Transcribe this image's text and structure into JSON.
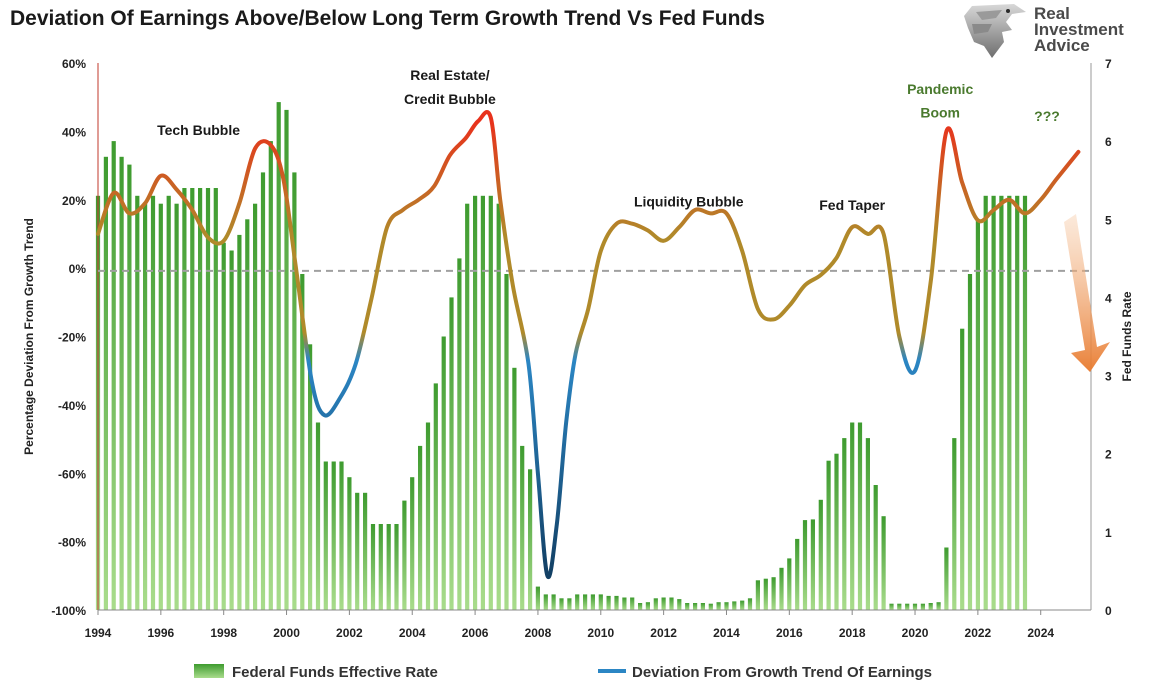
{
  "title": "Deviation Of Earnings Above/Below Long Term Growth Trend Vs Fed Funds",
  "logo": {
    "line1": "Real",
    "line2": "Investment",
    "line3": "Advice"
  },
  "colors": {
    "bar": "#3e9b2f",
    "bar_light": "#a9dc8c",
    "line_high": "#e8321c",
    "line_mid": "#b08a2a",
    "line_low": "#2b86c4",
    "line_deep": "#123e62",
    "reference": "#a0a0a0",
    "annotation_green": "#4a7a2e"
  },
  "chart_data": {
    "type": "bar",
    "xlim": [
      1994,
      2025.6
    ],
    "x_ticks": [
      "1994",
      "1996",
      "1998",
      "2000",
      "2002",
      "2004",
      "2006",
      "2008",
      "2010",
      "2012",
      "2014",
      "2016",
      "2018",
      "2020",
      "2022",
      "2024"
    ],
    "y_left": {
      "label": "Percentage Deviation From Growth Trend",
      "range": [
        -100,
        60
      ],
      "ticks": [
        "60%",
        "40%",
        "20%",
        "0%",
        "-20%",
        "-40%",
        "-60%",
        "-80%",
        "-100%"
      ]
    },
    "y_right": {
      "label": "Fed Funds Rate",
      "range": [
        0,
        7
      ],
      "ticks": [
        "7",
        "6",
        "5",
        "4",
        "3",
        "2",
        "1",
        "0"
      ]
    },
    "series": [
      {
        "name": "Federal Funds Effective Rate",
        "type": "bar",
        "axis": "right",
        "x": [
          1994.0,
          1994.25,
          1994.5,
          1994.75,
          1995.0,
          1995.25,
          1995.5,
          1995.75,
          1996.0,
          1996.25,
          1996.5,
          1996.75,
          1997.0,
          1997.25,
          1997.5,
          1997.75,
          1998.0,
          1998.25,
          1998.5,
          1998.75,
          1999.0,
          1999.25,
          1999.5,
          1999.75,
          2000.0,
          2000.25,
          2000.5,
          2000.75,
          2001.0,
          2001.25,
          2001.5,
          2001.75,
          2002.0,
          2002.25,
          2002.5,
          2002.75,
          2003.0,
          2003.25,
          2003.5,
          2003.75,
          2004.0,
          2004.25,
          2004.5,
          2004.75,
          2005.0,
          2005.25,
          2005.5,
          2005.75,
          2006.0,
          2006.25,
          2006.5,
          2006.75,
          2007.0,
          2007.25,
          2007.5,
          2007.75,
          2008.0,
          2008.25,
          2008.5,
          2008.75,
          2009.0,
          2009.25,
          2009.5,
          2009.75,
          2010.0,
          2010.25,
          2010.5,
          2010.75,
          2011.0,
          2011.25,
          2011.5,
          2011.75,
          2012.0,
          2012.25,
          2012.5,
          2012.75,
          2013.0,
          2013.25,
          2013.5,
          2013.75,
          2014.0,
          2014.25,
          2014.5,
          2014.75,
          2015.0,
          2015.25,
          2015.5,
          2015.75,
          2016.0,
          2016.25,
          2016.5,
          2016.75,
          2017.0,
          2017.25,
          2017.5,
          2017.75,
          2018.0,
          2018.25,
          2018.5,
          2018.75,
          2019.0,
          2019.25,
          2019.5,
          2019.75,
          2020.0,
          2020.25,
          2020.5,
          2020.75,
          2021.0,
          2021.25,
          2021.5,
          2021.75,
          2022.0,
          2022.25,
          2022.5,
          2022.75,
          2023.0,
          2023.25,
          2023.5
        ],
        "values": [
          5.3,
          5.8,
          6.0,
          5.8,
          5.7,
          5.3,
          5.2,
          5.3,
          5.2,
          5.3,
          5.2,
          5.4,
          5.4,
          5.4,
          5.4,
          5.4,
          4.7,
          4.6,
          4.8,
          5.0,
          5.2,
          5.6,
          6.0,
          6.5,
          6.4,
          5.6,
          4.3,
          3.4,
          2.4,
          1.9,
          1.9,
          1.9,
          1.7,
          1.5,
          1.5,
          1.1,
          1.1,
          1.1,
          1.1,
          1.4,
          1.7,
          2.1,
          2.4,
          2.9,
          3.5,
          4.0,
          4.5,
          5.2,
          5.3,
          5.3,
          5.3,
          5.2,
          4.3,
          3.1,
          2.1,
          1.8,
          0.3,
          0.2,
          0.2,
          0.15,
          0.15,
          0.2,
          0.2,
          0.2,
          0.2,
          0.18,
          0.18,
          0.16,
          0.16,
          0.09,
          0.1,
          0.15,
          0.16,
          0.16,
          0.14,
          0.09,
          0.09,
          0.09,
          0.08,
          0.1,
          0.1,
          0.11,
          0.12,
          0.15,
          0.38,
          0.4,
          0.42,
          0.54,
          0.66,
          0.91,
          1.15,
          1.16,
          1.41,
          1.91,
          2.0,
          2.2,
          2.4,
          2.4,
          2.2,
          1.6,
          1.2,
          0.08,
          0.08,
          0.08,
          0.08,
          0.08,
          0.09,
          0.1,
          0.8,
          2.2,
          3.6,
          4.3,
          5.0,
          5.3,
          5.3,
          5.3,
          5.3,
          5.3,
          5.3
        ]
      },
      {
        "name": "Deviation From Growth Trend Of Earnings",
        "type": "line",
        "axis": "left",
        "x": [
          1994.0,
          1994.5,
          1995.0,
          1995.5,
          1996.0,
          1996.5,
          1997.0,
          1997.5,
          1998.0,
          1998.5,
          1999.0,
          1999.5,
          1999.9,
          2000.3,
          2000.8,
          2001.2,
          2001.7,
          2002.2,
          2002.7,
          2003.2,
          2003.7,
          2004.2,
          2004.7,
          2005.2,
          2005.7,
          2006.1,
          2006.5,
          2006.8,
          2007.2,
          2007.7,
          2008.0,
          2008.3,
          2008.6,
          2008.9,
          2009.2,
          2009.6,
          2010.0,
          2010.5,
          2011.0,
          2011.5,
          2012.0,
          2012.5,
          2013.0,
          2013.5,
          2014.0,
          2014.5,
          2015.0,
          2015.5,
          2016.0,
          2016.5,
          2017.0,
          2017.5,
          2018.0,
          2018.5,
          2019.0,
          2019.5,
          2020.0,
          2020.5,
          2021.0,
          2021.5,
          2022.0,
          2022.5,
          2023.0,
          2023.5,
          2024.0,
          2024.5,
          2025.2
        ],
        "values": [
          10,
          22,
          16,
          19,
          27,
          23,
          17,
          9,
          8,
          19,
          35,
          36,
          26,
          0,
          -33,
          -43,
          -38,
          -28,
          -9,
          12,
          17,
          20,
          24,
          33,
          38,
          43,
          44,
          20,
          -5,
          -28,
          -60,
          -90,
          -75,
          -45,
          -25,
          -12,
          5,
          13,
          13,
          11,
          8,
          12,
          17,
          16,
          16,
          5,
          -12,
          -15,
          -11,
          -5,
          -2,
          3,
          12,
          10,
          10,
          -20,
          -30,
          -4,
          40,
          25,
          14,
          17,
          20,
          16,
          20,
          26,
          34
        ]
      },
      {
        "name": "Zero reference",
        "type": "line",
        "style": "dashed",
        "axis": "left",
        "values": [
          -0.8,
          -0.8
        ]
      }
    ],
    "annotations": [
      {
        "text": "Tech Bubble",
        "x": 1997.2,
        "y": 39
      },
      {
        "text": "Real Estate/",
        "x": 2005.2,
        "y": 55
      },
      {
        "text": "Credit Bubble",
        "x": 2005.2,
        "y": 48
      },
      {
        "text": "Liquidity Bubble",
        "x": 2012.8,
        "y": 18
      },
      {
        "text": "Fed Taper",
        "x": 2018.0,
        "y": 17
      },
      {
        "text": "Pandemic",
        "x": 2020.8,
        "y": 51,
        "color": "green"
      },
      {
        "text": "Boom",
        "x": 2020.8,
        "y": 44,
        "color": "green"
      },
      {
        "text": "???",
        "x": 2024.2,
        "y": 43,
        "color": "green"
      }
    ],
    "legend": {
      "placement": "bottom",
      "entries": [
        "Federal Funds Effective Rate",
        "Deviation From Growth Trend Of Earnings"
      ]
    },
    "grid": false
  }
}
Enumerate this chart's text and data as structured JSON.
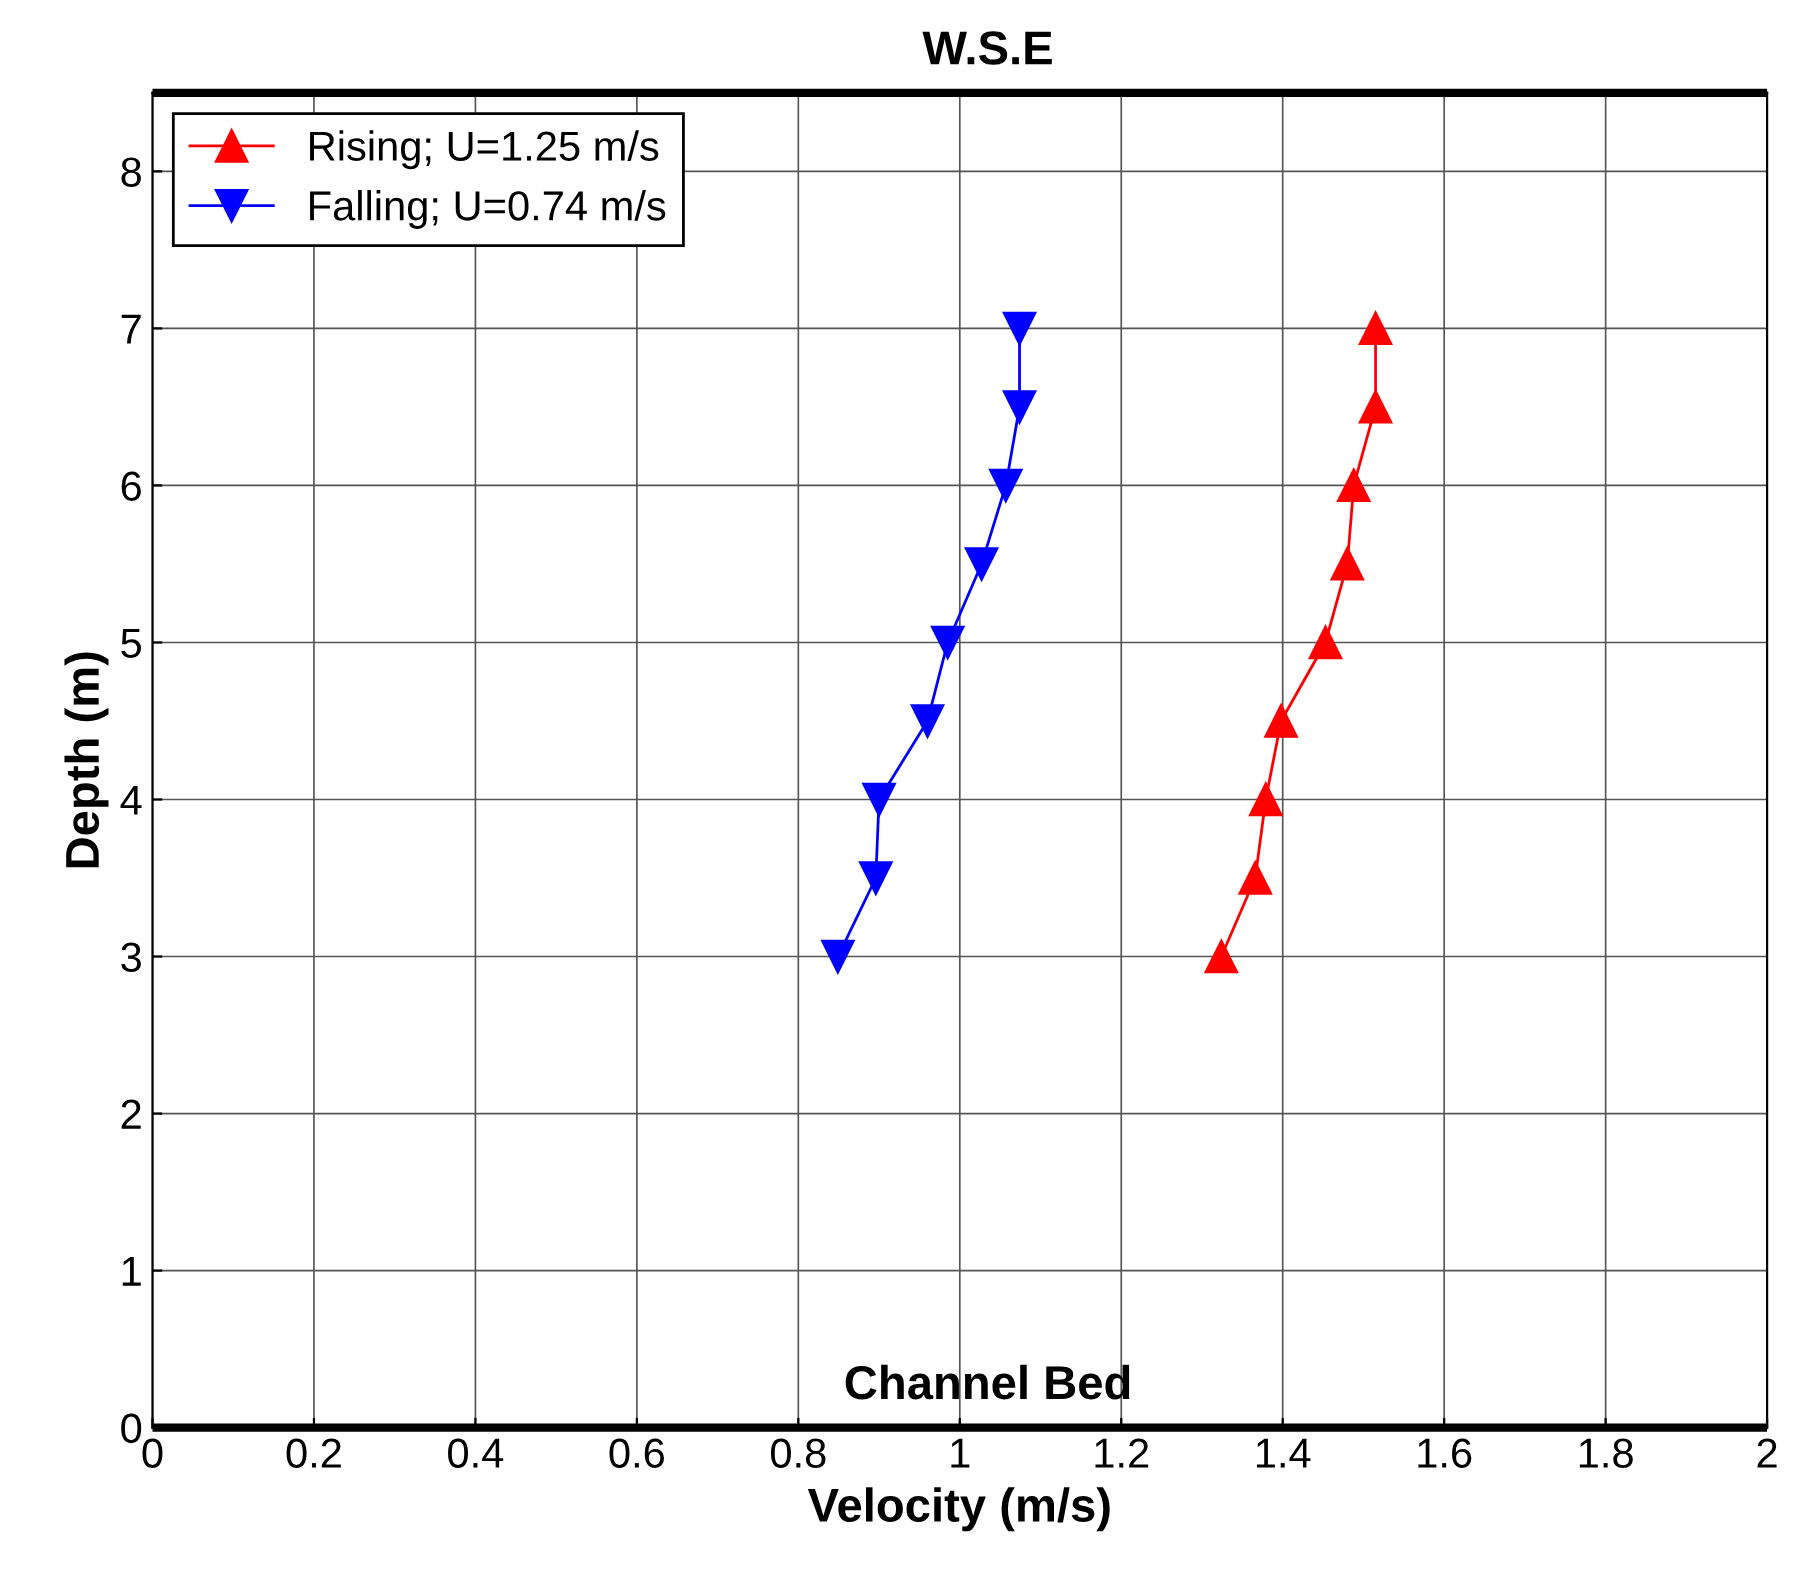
{
  "chart_data": {
    "type": "line",
    "xlabel": "Velocity (m/s)",
    "ylabel": "Depth (m)",
    "xlim": [
      0,
      2
    ],
    "xticks": [
      0,
      0.2,
      0.4,
      0.6,
      0.8,
      1,
      1.2,
      1.4,
      1.6,
      1.8,
      2
    ],
    "ylim": [
      0,
      8.5
    ],
    "yticks": [
      0,
      1,
      2,
      3,
      4,
      5,
      6,
      7,
      8
    ],
    "grid": true,
    "legend": "top left",
    "series": [
      {
        "name": "Rising; U=1.25 m/s",
        "color": "#ff0000",
        "marker": "triangle",
        "x": [
          1.324,
          1.366,
          1.379,
          1.398,
          1.453,
          1.48,
          1.488,
          1.515,
          1.515
        ],
        "values": [
          3,
          3.5,
          4,
          4.5,
          5,
          5.5,
          6,
          6.5,
          7
        ]
      },
      {
        "name": "Falling; U=0.74 m/s",
        "color": "#0000ff",
        "marker": "triangle_down",
        "x": [
          0.849,
          0.896,
          0.9,
          0.96,
          0.985,
          1.027,
          1.057,
          1.074,
          1.074
        ],
        "values": [
          3,
          3.5,
          4,
          4.5,
          5,
          5.5,
          6,
          6.5,
          7
        ]
      }
    ],
    "ref_lines": [
      {
        "axis": "y",
        "value": 0,
        "label": "Channel Bed",
        "color": "#000000"
      },
      {
        "axis": "y",
        "value": 8.5,
        "label": "W.S.E",
        "color": "#000000"
      }
    ]
  }
}
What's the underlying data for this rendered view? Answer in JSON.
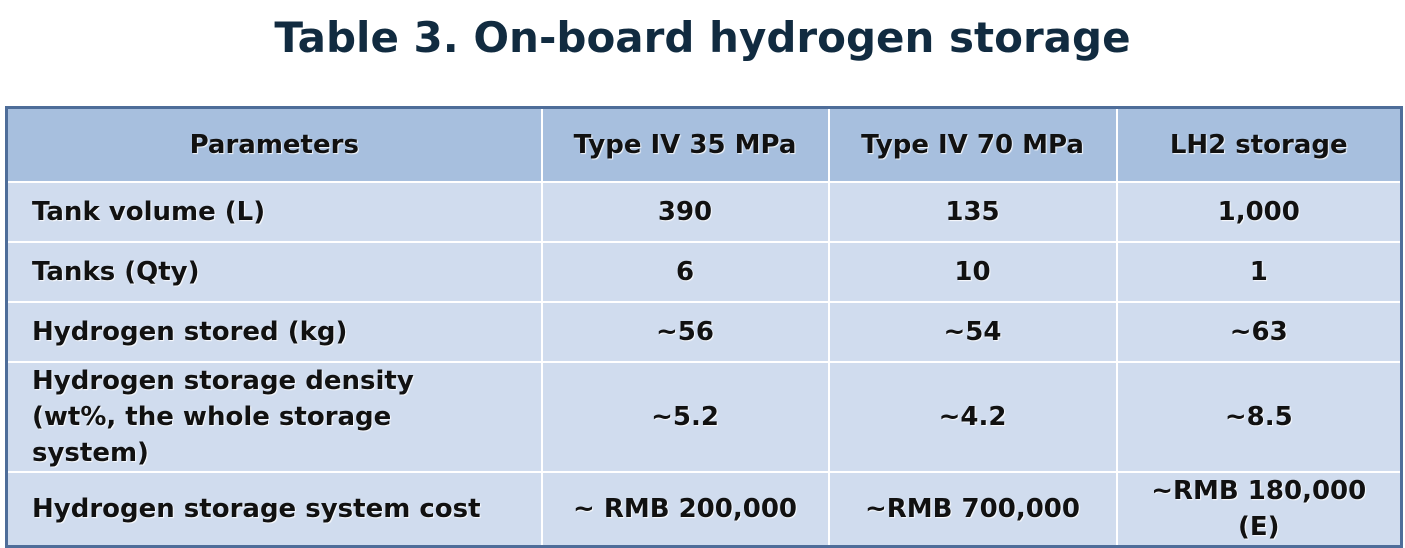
****
◆ Set task: From the listing above, report the number of lines containing the string "this", without any accompanying remarks.

◆ Task response: 3